Look through the data and write out every line with the word "Performance" in it.

-- -- --

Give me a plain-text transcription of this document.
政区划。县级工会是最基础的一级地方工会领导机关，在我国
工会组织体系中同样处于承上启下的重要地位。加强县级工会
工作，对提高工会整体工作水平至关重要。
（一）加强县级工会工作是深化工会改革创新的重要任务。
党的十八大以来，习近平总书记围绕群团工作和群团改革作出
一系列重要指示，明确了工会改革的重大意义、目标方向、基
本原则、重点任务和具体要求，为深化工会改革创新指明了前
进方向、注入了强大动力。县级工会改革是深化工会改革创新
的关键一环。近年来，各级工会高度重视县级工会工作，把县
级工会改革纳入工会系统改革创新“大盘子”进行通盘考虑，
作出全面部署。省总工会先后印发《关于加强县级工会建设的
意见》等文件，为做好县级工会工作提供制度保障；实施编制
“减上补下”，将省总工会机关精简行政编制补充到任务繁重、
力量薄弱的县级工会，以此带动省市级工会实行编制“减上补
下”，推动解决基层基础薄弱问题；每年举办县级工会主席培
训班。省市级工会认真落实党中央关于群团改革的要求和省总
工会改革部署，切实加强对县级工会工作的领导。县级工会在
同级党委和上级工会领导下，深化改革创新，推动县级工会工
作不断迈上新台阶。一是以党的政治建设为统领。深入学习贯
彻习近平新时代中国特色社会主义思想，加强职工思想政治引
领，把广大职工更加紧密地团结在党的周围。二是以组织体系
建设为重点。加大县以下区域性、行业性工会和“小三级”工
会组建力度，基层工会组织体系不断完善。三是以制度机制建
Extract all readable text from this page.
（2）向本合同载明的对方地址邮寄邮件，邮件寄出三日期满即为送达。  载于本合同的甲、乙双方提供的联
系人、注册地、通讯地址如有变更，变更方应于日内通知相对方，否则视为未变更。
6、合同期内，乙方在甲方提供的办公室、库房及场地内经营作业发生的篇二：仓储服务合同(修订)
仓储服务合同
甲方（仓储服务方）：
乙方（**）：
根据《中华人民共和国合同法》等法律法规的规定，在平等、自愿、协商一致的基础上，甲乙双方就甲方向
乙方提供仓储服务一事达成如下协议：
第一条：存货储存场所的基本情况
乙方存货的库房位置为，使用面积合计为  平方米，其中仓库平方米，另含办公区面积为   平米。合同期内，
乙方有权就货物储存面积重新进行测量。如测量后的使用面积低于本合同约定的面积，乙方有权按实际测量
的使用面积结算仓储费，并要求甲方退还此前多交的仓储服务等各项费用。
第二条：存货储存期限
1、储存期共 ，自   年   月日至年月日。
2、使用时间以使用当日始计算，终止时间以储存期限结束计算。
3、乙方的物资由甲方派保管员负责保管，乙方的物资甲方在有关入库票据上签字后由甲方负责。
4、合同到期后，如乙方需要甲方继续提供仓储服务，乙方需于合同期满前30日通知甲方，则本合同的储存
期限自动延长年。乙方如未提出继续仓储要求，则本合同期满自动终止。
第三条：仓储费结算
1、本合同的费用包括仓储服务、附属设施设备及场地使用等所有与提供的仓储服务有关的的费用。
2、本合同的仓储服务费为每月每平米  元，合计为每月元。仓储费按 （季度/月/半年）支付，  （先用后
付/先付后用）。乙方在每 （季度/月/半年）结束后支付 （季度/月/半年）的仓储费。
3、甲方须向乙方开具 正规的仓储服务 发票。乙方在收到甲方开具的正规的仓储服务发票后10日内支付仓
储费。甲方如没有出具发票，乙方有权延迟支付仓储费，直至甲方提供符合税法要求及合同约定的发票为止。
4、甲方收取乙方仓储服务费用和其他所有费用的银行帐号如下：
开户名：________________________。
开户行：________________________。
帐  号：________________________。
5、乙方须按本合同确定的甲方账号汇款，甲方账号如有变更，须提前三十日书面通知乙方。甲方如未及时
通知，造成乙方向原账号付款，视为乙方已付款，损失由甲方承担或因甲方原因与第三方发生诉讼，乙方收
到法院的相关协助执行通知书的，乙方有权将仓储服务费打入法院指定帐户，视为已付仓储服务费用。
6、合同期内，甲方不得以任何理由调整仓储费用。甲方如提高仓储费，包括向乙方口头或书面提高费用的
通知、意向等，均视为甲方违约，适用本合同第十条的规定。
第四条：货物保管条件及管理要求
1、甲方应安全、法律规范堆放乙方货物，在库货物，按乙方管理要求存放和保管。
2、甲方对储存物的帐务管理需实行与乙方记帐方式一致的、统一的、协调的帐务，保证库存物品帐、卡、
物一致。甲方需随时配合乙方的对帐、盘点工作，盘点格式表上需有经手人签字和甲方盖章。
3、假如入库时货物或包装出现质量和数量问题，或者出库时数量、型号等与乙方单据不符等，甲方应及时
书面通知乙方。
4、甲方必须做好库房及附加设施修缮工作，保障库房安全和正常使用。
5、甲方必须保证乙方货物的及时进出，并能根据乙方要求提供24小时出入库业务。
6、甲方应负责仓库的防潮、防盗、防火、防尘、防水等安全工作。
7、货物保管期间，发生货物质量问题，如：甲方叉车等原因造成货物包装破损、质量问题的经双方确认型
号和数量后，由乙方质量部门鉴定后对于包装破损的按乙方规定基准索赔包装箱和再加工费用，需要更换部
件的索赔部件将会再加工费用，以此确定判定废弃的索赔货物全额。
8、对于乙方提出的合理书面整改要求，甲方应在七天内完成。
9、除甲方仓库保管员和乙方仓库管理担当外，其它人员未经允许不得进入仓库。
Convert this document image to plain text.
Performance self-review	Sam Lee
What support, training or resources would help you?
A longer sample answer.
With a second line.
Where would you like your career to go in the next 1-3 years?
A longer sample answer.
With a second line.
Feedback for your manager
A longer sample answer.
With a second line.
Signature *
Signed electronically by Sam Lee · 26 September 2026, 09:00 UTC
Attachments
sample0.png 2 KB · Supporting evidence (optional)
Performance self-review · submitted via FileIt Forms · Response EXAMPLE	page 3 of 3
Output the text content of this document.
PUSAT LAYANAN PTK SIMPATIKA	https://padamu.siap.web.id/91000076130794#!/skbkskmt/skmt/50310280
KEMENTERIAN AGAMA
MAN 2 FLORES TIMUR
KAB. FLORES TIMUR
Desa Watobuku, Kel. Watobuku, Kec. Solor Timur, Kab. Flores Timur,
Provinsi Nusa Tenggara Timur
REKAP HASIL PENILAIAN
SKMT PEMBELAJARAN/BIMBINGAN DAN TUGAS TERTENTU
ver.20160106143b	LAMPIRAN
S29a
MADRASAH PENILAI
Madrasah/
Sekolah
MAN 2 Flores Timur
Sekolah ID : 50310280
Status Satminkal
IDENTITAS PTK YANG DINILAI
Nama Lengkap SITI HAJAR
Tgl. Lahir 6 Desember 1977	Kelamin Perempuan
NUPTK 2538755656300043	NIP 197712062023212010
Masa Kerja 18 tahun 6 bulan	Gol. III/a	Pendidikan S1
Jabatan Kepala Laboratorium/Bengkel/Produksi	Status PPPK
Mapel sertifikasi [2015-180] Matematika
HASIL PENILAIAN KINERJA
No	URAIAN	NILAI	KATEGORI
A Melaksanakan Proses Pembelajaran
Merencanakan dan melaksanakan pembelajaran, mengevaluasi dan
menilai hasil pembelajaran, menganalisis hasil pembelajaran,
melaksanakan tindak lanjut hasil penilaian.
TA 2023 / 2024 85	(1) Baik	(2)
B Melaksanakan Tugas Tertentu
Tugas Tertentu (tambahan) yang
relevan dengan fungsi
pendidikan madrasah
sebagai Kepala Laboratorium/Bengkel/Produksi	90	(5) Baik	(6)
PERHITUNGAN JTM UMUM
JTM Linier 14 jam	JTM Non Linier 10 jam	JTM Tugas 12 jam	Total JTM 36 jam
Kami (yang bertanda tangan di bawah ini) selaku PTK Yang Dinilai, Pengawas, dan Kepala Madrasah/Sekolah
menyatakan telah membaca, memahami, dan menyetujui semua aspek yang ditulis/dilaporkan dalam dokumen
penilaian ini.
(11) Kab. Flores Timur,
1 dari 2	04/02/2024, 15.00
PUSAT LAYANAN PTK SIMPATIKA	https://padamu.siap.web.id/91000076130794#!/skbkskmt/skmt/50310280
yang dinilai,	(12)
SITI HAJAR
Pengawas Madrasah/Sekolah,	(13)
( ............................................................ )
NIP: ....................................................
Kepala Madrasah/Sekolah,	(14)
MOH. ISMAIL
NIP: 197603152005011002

-- -- --

__Response to this task__:
Performance self-review	Sam Lee
Performance self-review · submitted via FileIt Forms · Response EXAMPLE	page 3 of 3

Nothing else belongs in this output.